Task input:

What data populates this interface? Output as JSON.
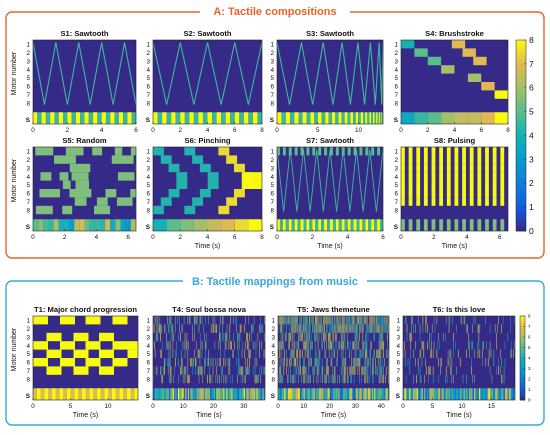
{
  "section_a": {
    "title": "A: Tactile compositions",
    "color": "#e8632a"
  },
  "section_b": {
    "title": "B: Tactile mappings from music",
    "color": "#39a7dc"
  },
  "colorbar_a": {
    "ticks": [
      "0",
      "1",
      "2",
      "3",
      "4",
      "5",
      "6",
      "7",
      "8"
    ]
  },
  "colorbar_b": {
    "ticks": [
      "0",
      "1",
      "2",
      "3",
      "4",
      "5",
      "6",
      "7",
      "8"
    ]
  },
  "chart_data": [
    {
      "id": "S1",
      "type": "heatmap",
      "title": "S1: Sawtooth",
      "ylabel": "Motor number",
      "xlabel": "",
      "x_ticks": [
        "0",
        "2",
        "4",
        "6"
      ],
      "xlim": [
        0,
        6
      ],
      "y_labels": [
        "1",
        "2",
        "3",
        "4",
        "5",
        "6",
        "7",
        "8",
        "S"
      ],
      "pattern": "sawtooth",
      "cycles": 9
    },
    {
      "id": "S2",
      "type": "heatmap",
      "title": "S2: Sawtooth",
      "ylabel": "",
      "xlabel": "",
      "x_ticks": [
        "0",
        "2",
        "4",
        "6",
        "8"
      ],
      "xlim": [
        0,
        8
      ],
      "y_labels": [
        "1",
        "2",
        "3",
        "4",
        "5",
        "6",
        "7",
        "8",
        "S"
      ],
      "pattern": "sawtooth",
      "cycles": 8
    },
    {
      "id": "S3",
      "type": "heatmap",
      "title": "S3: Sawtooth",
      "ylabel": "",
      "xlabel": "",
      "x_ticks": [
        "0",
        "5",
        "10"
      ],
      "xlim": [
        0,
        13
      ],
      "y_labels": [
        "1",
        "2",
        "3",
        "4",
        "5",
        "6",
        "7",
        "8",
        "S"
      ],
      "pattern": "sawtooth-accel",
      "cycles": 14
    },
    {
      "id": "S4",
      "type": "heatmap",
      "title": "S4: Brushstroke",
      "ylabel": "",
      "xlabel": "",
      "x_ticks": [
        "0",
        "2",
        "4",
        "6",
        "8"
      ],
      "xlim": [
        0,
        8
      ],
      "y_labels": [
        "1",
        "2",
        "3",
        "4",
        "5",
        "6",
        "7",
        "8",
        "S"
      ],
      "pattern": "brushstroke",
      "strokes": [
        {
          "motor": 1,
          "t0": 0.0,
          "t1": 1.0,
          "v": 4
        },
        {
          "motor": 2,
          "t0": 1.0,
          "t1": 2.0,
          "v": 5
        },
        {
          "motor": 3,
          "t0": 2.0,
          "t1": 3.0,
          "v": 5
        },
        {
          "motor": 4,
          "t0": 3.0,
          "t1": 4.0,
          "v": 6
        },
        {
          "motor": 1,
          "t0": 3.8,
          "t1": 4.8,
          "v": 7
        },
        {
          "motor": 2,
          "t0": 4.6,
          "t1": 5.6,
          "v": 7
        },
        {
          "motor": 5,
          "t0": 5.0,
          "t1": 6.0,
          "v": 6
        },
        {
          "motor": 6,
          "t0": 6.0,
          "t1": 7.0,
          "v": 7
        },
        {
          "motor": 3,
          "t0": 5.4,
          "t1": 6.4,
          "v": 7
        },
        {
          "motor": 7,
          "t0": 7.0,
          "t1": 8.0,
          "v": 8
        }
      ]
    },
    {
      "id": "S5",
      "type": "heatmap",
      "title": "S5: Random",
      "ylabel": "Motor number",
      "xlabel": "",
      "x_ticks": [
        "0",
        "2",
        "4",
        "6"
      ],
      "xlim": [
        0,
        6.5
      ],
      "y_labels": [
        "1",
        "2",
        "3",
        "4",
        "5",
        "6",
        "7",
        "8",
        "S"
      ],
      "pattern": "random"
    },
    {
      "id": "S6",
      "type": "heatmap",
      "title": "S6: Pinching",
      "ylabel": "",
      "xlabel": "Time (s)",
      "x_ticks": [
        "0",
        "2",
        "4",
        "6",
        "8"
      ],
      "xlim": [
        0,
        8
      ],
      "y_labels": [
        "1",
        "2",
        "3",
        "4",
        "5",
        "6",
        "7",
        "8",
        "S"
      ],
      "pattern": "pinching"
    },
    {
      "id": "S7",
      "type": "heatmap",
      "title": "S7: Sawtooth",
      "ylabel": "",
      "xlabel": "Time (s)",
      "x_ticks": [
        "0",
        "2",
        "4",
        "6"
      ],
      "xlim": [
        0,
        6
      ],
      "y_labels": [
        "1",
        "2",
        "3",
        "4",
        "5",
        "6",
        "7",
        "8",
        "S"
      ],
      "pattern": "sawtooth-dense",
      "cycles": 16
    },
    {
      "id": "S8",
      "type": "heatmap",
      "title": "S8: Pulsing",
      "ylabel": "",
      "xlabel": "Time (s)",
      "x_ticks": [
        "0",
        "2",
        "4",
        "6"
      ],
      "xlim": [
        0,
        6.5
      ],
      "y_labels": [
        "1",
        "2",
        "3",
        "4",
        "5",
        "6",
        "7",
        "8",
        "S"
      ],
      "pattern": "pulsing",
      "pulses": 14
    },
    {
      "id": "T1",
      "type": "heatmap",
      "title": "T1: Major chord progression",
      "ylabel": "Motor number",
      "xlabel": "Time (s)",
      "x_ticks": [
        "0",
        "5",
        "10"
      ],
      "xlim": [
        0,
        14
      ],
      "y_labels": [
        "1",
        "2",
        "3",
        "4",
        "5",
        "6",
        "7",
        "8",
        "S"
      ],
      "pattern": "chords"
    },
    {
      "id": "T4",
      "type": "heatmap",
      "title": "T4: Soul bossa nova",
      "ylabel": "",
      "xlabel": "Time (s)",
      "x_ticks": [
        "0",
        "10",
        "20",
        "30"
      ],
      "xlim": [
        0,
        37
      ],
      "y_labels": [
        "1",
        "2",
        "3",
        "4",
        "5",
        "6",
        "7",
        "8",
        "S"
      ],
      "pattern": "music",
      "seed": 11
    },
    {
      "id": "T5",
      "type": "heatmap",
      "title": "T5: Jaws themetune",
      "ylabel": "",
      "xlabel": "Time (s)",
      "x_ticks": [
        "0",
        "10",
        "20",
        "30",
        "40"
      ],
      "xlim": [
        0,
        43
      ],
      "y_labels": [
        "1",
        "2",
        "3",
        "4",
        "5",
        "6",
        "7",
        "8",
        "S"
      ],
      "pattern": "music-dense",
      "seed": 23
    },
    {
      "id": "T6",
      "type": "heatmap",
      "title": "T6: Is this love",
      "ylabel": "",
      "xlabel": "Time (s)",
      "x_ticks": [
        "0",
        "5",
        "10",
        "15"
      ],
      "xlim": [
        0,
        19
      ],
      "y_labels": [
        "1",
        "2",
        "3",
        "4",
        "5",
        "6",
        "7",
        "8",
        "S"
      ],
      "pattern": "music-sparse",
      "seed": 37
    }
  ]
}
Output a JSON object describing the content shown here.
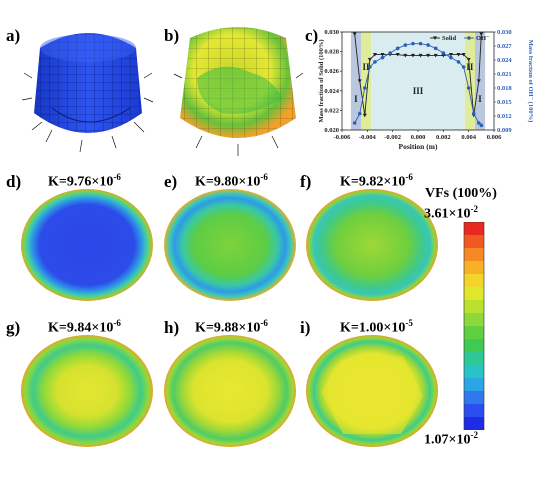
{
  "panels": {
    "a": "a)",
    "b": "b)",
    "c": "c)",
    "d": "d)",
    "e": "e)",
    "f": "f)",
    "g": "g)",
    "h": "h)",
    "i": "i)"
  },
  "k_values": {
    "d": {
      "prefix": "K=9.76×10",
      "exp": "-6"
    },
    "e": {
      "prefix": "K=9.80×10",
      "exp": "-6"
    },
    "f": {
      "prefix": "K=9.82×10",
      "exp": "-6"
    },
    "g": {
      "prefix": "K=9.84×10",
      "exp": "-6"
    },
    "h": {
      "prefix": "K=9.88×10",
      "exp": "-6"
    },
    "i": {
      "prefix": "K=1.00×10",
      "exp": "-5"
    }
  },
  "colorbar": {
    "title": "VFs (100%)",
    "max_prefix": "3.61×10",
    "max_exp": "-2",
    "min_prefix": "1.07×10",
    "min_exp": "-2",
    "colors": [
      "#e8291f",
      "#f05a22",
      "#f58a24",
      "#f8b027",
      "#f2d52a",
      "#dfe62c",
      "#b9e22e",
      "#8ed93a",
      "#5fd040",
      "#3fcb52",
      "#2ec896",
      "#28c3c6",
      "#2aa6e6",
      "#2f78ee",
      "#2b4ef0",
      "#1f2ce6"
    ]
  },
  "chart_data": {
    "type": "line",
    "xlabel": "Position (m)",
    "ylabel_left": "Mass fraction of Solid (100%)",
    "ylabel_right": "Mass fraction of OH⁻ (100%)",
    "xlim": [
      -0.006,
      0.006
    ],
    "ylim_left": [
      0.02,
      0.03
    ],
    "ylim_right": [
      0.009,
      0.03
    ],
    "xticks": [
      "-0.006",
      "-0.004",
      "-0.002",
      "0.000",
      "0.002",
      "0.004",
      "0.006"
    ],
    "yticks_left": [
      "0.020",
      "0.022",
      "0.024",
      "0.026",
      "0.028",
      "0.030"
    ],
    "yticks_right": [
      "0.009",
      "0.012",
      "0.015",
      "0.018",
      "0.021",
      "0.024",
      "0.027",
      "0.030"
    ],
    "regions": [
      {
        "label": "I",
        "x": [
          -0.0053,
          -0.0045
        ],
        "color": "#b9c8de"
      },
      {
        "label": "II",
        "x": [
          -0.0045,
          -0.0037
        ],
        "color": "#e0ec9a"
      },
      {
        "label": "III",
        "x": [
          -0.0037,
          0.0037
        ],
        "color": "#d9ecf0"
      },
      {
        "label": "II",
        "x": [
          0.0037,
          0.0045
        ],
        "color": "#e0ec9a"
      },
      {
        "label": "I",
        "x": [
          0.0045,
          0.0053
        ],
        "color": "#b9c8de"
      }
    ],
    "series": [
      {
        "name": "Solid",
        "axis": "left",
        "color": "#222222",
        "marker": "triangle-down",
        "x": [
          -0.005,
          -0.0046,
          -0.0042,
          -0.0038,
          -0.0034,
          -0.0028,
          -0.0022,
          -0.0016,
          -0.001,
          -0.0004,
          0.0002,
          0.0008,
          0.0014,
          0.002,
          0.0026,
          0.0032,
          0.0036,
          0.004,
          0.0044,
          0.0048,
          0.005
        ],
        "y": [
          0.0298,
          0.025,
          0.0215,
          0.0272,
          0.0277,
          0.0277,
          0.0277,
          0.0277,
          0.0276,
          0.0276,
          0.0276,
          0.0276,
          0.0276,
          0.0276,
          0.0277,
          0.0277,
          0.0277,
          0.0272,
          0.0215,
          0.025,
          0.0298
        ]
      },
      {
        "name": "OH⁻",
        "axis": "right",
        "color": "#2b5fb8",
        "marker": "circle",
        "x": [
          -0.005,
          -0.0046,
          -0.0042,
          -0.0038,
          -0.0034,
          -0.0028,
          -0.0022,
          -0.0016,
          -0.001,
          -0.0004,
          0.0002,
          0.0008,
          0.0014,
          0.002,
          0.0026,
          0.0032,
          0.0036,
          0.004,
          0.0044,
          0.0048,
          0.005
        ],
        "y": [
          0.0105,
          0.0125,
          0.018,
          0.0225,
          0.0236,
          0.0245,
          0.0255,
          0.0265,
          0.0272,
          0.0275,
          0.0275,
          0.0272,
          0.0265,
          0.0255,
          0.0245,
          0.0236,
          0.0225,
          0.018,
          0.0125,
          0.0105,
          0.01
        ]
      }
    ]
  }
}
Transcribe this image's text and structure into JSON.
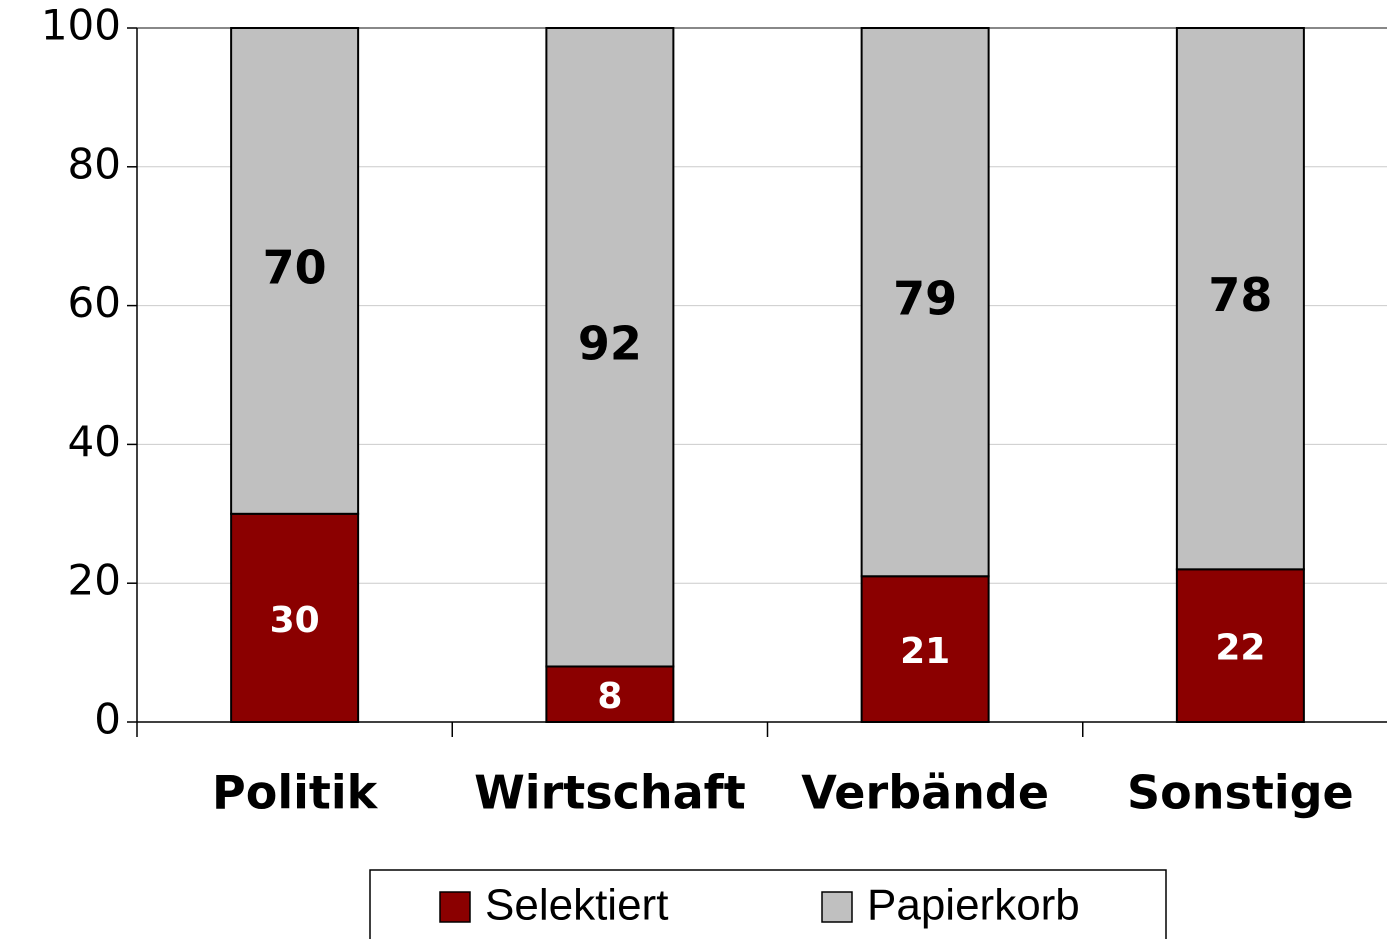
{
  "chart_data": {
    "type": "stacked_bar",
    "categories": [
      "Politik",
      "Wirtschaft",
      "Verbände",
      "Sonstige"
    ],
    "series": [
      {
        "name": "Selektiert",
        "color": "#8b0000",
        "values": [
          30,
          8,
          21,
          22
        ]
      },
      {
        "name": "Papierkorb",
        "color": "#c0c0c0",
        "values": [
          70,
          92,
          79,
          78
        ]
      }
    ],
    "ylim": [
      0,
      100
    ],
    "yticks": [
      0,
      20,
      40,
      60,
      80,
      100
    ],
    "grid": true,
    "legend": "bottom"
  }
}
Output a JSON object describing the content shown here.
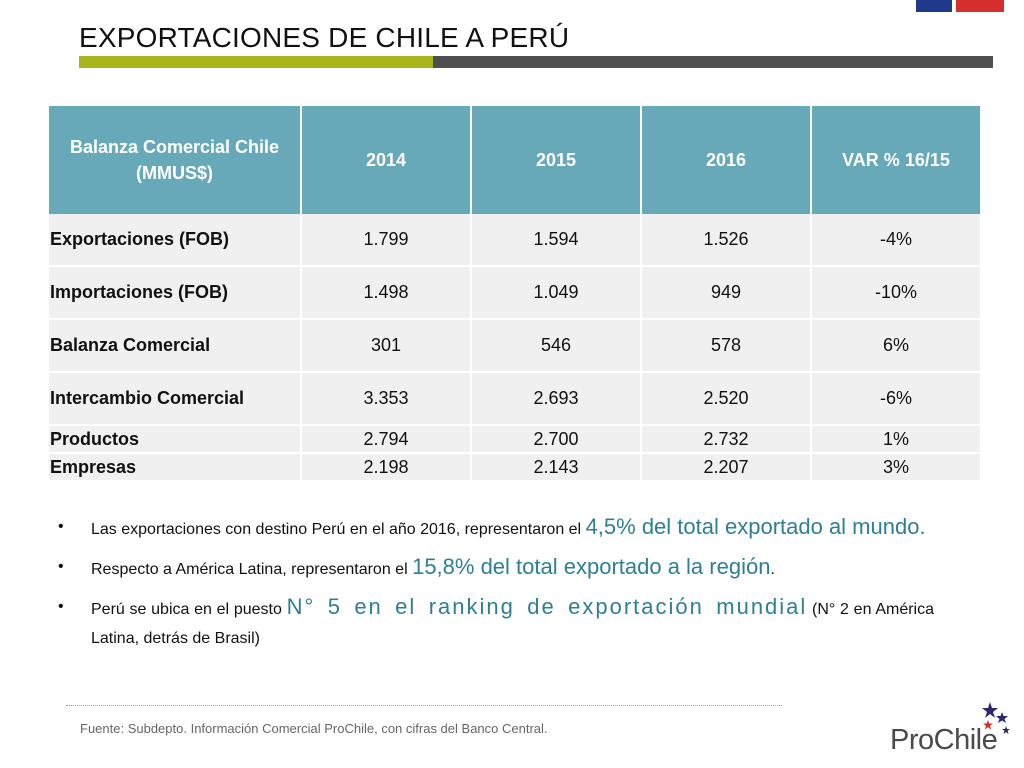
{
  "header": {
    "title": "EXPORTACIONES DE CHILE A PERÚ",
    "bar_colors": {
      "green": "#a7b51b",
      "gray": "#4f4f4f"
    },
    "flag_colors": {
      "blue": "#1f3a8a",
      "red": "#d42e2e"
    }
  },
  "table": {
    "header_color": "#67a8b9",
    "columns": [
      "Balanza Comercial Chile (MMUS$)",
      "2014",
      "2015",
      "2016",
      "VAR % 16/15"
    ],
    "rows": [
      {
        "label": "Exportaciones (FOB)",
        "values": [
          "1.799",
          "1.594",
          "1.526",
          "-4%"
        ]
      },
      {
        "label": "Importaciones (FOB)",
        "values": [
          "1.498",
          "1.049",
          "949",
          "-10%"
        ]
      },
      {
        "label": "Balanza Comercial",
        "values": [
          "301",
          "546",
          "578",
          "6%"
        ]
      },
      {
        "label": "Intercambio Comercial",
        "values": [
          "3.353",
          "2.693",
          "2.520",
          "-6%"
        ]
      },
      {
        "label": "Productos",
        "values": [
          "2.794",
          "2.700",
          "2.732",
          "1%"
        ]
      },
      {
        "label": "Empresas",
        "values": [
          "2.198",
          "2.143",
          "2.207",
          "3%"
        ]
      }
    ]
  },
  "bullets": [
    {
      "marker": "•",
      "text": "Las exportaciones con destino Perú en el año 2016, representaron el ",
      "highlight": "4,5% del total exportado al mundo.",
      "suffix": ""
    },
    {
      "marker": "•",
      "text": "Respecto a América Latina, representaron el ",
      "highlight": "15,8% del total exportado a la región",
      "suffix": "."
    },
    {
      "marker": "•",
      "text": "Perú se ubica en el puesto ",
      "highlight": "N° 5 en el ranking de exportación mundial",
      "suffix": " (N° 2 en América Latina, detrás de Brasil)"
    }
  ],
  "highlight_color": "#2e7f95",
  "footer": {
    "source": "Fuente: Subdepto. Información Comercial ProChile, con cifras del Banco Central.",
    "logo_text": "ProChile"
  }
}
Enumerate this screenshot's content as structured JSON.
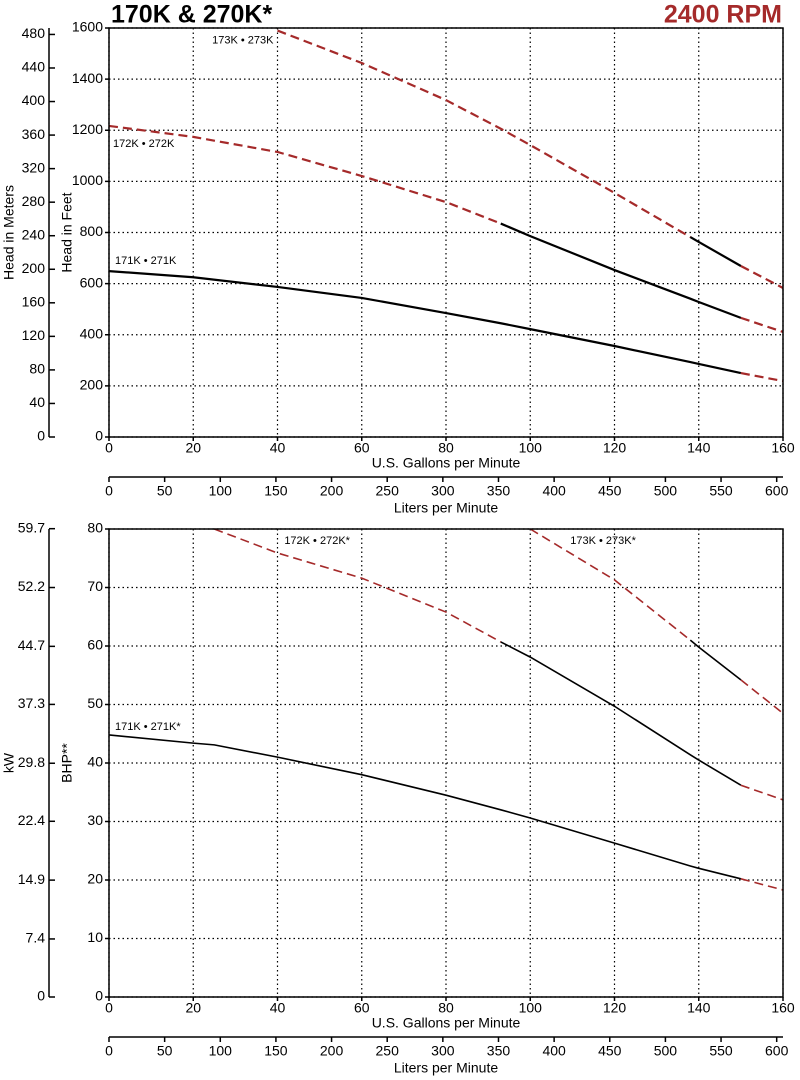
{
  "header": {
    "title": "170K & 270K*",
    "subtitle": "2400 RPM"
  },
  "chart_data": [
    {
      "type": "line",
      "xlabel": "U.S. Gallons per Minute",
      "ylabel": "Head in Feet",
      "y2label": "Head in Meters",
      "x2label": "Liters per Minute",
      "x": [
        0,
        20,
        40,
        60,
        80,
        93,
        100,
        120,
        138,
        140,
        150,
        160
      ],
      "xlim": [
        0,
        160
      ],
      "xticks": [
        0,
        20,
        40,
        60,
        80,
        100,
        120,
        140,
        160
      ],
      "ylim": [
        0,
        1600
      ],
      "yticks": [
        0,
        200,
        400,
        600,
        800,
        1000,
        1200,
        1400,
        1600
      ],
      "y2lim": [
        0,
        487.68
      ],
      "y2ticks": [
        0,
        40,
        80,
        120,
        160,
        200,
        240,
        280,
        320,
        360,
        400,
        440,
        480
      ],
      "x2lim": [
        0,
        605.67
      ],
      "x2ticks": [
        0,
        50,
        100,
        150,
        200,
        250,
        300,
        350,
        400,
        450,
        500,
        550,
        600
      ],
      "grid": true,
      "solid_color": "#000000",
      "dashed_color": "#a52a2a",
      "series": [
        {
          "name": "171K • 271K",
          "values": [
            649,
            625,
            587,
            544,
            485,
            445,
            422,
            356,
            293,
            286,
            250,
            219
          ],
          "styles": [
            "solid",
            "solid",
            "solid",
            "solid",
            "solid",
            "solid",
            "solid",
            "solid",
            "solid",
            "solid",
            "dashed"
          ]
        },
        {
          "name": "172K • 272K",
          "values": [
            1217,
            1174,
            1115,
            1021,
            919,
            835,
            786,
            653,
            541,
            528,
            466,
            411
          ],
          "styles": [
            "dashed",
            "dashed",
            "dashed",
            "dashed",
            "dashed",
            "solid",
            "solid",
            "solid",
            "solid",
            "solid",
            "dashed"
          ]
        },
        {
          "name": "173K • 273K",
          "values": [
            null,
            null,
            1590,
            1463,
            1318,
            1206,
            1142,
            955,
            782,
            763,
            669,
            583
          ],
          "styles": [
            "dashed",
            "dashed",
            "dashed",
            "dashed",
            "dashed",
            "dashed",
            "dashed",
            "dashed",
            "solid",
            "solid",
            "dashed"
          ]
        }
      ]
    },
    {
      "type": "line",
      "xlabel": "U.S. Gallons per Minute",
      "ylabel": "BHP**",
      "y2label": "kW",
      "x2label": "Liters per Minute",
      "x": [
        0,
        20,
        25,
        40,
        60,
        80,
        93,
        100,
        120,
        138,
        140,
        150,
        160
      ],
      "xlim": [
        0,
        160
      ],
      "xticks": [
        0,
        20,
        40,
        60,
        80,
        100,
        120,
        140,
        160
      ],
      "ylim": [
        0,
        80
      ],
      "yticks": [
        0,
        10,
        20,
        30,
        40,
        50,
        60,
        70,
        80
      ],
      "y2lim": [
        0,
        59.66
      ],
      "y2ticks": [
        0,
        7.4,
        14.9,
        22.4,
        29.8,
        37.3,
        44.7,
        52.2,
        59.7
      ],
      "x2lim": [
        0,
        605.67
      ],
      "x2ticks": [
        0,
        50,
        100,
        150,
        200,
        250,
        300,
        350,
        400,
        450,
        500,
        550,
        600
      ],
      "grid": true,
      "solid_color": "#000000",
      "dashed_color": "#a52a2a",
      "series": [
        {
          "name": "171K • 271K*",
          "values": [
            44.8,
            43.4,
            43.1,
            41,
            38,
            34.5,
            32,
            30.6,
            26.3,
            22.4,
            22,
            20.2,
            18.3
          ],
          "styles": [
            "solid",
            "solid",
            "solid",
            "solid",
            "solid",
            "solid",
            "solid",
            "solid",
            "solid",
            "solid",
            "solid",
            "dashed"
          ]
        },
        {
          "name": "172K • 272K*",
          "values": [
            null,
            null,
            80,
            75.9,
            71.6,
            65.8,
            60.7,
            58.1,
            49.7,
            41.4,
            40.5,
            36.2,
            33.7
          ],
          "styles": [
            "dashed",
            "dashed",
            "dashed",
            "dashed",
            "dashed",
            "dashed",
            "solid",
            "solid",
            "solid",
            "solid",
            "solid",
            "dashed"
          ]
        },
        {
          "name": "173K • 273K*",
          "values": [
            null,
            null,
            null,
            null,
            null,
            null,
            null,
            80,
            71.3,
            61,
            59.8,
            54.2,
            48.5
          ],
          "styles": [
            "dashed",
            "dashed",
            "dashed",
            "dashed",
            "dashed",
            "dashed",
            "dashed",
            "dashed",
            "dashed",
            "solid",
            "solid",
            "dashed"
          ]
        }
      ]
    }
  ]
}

Short problem: Looking back at the lines above, state how many contain the word "ProChile", and supply nothing besides the number.

Reply to the task: 2